SUPPLIED DATA
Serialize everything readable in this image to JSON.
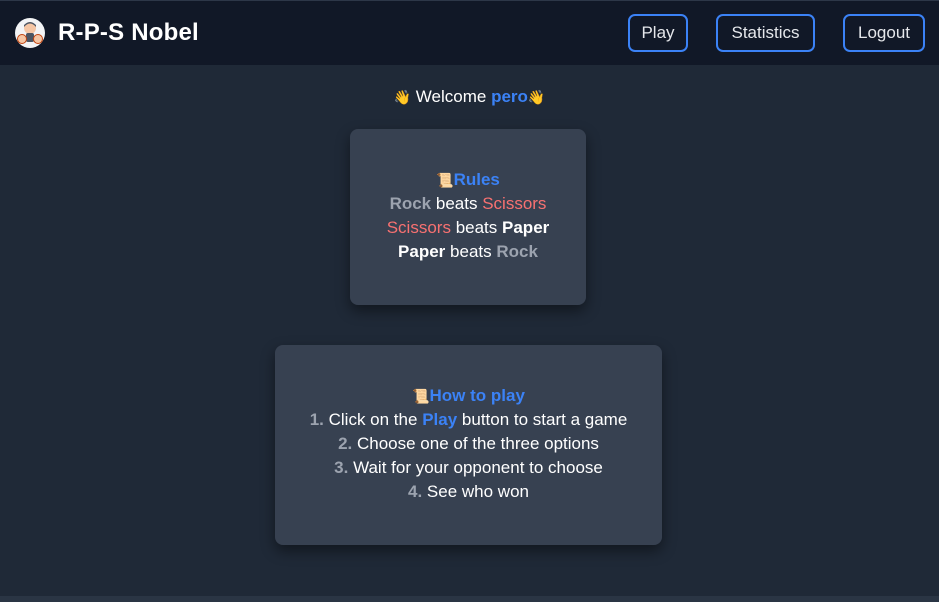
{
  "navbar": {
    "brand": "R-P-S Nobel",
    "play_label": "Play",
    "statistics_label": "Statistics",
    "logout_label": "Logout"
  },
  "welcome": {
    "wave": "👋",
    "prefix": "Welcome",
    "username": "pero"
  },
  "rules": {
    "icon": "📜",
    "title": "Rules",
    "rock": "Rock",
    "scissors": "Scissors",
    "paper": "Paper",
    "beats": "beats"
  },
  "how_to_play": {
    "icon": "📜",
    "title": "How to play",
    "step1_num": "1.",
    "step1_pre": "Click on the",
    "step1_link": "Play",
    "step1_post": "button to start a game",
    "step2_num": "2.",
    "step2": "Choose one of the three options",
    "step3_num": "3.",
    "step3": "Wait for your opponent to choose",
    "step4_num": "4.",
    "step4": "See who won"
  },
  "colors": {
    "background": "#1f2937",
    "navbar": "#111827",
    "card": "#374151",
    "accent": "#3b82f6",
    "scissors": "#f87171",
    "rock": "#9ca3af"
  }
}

WRITTEN REQUEST
Write the records out again in full, exactly, and skip every picture.

RIGHT ANSWER
Serialize everything readable in this image to JSON.
{
  "navbar": {
    "brand": "R-P-S Nobel",
    "play_label": "Play",
    "statistics_label": "Statistics",
    "logout_label": "Logout"
  },
  "welcome": {
    "wave": "👋",
    "prefix": "Welcome",
    "username": "pero"
  },
  "rules": {
    "icon": "📜",
    "title": "Rules",
    "rock": "Rock",
    "scissors": "Scissors",
    "paper": "Paper",
    "beats": "beats"
  },
  "how_to_play": {
    "icon": "📜",
    "title": "How to play",
    "step1_num": "1.",
    "step1_pre": "Click on the",
    "step1_link": "Play",
    "step1_post": "button to start a game",
    "step2_num": "2.",
    "step2": "Choose one of the three options",
    "step3_num": "3.",
    "step3": "Wait for your opponent to choose",
    "step4_num": "4.",
    "step4": "See who won"
  },
  "colors": {
    "background": "#1f2937",
    "navbar": "#111827",
    "card": "#374151",
    "accent": "#3b82f6",
    "scissors": "#f87171",
    "rock": "#9ca3af"
  }
}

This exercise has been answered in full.